▸ **PROBLEM DETAILS**: Work out how many lines in the listing below include the word "text"; answer with the number alone.

** Start RECORDED DATA **

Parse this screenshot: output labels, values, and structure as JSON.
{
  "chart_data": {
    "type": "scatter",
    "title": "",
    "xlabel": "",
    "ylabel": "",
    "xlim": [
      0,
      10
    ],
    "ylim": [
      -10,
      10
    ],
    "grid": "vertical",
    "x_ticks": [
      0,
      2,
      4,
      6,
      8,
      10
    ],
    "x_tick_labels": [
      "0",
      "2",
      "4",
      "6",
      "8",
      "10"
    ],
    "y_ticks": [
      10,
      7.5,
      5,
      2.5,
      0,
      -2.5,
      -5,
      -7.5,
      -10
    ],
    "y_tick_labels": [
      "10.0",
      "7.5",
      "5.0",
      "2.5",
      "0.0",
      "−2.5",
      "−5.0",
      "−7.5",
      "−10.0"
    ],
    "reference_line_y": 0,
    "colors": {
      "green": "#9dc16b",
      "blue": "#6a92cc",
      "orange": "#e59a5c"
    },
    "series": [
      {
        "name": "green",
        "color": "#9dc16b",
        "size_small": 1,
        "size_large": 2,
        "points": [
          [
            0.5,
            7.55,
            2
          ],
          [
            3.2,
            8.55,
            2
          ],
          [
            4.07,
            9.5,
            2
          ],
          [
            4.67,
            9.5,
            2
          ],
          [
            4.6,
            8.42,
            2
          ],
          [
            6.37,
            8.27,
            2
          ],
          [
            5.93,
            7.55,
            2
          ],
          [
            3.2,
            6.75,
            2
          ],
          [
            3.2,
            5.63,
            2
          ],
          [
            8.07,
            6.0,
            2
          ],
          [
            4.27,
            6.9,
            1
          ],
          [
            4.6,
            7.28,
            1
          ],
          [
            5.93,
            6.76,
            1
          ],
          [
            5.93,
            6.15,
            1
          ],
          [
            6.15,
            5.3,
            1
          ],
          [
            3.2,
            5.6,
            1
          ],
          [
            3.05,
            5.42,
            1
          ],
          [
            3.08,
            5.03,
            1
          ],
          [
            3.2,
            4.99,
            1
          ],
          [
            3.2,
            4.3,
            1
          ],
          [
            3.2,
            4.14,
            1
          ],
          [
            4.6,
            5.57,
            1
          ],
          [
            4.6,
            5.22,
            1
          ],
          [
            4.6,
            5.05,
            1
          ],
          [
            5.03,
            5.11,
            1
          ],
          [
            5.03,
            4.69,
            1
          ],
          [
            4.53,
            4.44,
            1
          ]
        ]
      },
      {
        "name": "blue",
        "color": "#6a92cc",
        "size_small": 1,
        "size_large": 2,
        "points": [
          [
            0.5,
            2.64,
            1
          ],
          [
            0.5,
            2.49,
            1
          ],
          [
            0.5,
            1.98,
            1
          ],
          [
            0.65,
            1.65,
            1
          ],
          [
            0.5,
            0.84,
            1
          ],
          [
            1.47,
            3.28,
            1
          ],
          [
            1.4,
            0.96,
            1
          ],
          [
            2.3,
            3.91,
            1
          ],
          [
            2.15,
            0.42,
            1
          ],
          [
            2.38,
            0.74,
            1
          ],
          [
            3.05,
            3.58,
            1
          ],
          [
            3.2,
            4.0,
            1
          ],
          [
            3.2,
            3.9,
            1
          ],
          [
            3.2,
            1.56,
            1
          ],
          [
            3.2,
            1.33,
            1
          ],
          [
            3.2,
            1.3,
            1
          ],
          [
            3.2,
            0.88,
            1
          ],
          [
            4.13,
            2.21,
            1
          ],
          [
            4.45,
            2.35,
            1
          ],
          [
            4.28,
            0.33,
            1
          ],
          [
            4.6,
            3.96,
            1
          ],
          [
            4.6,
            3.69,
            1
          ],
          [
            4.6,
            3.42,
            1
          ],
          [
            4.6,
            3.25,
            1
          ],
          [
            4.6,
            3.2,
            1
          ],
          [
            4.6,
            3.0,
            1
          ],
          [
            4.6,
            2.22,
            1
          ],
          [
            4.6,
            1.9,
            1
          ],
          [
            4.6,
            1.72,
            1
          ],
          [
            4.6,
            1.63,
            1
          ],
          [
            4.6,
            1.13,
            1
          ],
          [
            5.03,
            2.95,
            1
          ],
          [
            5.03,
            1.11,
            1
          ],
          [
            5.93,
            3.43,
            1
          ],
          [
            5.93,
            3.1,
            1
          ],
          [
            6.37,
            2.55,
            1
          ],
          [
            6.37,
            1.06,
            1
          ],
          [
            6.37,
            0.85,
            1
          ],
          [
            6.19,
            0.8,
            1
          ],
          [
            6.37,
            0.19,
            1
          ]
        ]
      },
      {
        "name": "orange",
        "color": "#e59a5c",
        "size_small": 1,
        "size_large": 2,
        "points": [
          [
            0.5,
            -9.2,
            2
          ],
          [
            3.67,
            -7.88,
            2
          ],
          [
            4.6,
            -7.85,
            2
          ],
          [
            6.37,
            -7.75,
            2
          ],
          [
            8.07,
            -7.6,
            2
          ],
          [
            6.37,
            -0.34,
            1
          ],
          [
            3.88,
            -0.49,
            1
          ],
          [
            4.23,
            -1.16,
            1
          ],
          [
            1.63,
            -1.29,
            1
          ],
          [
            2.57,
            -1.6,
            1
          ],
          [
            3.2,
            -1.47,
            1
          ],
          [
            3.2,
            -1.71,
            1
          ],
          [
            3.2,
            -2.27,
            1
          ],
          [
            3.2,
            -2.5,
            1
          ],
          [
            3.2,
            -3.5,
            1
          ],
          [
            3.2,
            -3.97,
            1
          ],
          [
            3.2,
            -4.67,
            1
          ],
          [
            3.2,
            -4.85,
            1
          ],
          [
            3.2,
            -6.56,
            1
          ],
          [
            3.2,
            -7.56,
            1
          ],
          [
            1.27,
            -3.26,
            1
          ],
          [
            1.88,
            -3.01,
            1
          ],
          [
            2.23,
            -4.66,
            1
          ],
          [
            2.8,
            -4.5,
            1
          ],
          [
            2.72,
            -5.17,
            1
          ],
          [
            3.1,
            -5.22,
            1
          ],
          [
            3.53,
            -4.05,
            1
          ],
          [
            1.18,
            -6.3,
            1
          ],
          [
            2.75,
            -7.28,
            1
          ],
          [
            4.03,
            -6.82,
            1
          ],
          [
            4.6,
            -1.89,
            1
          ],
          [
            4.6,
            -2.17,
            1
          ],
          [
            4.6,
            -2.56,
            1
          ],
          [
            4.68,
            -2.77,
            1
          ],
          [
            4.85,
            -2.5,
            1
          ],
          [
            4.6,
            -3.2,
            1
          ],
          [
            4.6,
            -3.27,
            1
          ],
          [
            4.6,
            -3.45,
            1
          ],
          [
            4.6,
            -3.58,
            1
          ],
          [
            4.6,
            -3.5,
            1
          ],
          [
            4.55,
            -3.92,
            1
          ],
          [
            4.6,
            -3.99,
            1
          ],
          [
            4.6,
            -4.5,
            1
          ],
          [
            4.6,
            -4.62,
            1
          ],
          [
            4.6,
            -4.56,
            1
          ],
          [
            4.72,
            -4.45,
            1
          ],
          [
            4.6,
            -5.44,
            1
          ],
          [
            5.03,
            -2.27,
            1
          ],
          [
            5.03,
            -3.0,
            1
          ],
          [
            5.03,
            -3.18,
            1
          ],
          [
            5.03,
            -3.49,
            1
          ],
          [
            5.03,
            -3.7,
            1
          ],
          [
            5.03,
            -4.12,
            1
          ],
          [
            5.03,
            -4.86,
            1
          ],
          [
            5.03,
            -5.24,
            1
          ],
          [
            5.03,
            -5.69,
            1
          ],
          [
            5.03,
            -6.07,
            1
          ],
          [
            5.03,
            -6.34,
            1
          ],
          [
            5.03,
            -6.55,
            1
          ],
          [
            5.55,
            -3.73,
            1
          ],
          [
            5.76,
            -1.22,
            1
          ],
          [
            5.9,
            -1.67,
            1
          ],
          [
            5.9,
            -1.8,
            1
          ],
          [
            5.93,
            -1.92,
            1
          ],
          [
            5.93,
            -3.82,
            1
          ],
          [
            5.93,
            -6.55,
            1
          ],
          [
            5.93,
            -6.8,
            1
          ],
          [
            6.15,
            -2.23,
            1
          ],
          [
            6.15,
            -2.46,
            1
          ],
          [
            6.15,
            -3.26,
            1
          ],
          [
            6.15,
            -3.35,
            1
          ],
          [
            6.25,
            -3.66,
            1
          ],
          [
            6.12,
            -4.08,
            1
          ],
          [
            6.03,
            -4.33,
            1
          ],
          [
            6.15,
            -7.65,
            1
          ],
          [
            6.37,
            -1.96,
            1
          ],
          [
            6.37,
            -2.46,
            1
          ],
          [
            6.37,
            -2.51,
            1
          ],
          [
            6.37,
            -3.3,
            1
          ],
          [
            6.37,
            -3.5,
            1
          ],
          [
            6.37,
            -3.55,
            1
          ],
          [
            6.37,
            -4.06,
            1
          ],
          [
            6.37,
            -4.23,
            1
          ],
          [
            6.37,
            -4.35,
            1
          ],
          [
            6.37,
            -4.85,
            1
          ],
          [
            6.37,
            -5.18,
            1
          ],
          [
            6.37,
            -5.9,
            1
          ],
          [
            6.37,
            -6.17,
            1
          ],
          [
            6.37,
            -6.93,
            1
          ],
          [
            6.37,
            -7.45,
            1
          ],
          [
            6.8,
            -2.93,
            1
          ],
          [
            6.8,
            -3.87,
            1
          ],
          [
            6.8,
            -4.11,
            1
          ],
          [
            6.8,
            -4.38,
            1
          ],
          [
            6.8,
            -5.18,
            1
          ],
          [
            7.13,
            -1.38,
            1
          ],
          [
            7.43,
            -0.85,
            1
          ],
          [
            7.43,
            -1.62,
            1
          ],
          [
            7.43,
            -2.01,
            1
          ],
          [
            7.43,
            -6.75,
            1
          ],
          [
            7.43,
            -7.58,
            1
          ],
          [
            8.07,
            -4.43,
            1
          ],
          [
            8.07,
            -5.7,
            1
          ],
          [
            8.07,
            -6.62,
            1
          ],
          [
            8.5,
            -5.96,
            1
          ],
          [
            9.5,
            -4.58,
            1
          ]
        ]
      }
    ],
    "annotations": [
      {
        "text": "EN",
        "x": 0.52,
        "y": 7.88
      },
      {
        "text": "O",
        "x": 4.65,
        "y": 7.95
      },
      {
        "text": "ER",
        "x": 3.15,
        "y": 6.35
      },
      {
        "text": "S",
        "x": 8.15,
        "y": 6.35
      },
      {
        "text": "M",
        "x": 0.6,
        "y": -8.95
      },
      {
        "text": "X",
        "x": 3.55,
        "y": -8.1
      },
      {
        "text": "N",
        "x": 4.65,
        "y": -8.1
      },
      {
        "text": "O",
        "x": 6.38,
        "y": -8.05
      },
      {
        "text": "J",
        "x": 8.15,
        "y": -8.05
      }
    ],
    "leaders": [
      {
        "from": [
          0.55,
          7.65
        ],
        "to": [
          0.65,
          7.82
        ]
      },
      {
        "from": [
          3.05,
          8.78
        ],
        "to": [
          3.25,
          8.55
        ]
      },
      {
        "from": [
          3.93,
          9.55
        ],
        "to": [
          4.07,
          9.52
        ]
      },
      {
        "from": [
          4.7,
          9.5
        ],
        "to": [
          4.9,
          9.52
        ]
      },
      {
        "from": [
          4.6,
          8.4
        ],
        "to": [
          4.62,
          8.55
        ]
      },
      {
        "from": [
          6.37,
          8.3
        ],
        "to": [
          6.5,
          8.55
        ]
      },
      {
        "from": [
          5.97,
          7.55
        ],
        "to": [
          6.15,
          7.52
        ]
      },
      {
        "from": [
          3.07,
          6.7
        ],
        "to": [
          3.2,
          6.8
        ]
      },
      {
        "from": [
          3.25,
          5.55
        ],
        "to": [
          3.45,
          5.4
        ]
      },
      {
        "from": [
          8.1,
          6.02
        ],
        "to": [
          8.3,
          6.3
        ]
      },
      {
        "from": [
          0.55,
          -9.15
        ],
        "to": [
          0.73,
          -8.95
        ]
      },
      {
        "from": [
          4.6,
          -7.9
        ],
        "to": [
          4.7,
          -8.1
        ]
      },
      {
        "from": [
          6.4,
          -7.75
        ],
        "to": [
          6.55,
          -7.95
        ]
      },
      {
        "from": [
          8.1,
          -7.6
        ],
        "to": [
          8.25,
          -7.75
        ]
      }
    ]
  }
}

** End RECORDED DATA **

▸ **PROBLEM SOLUTION**: 9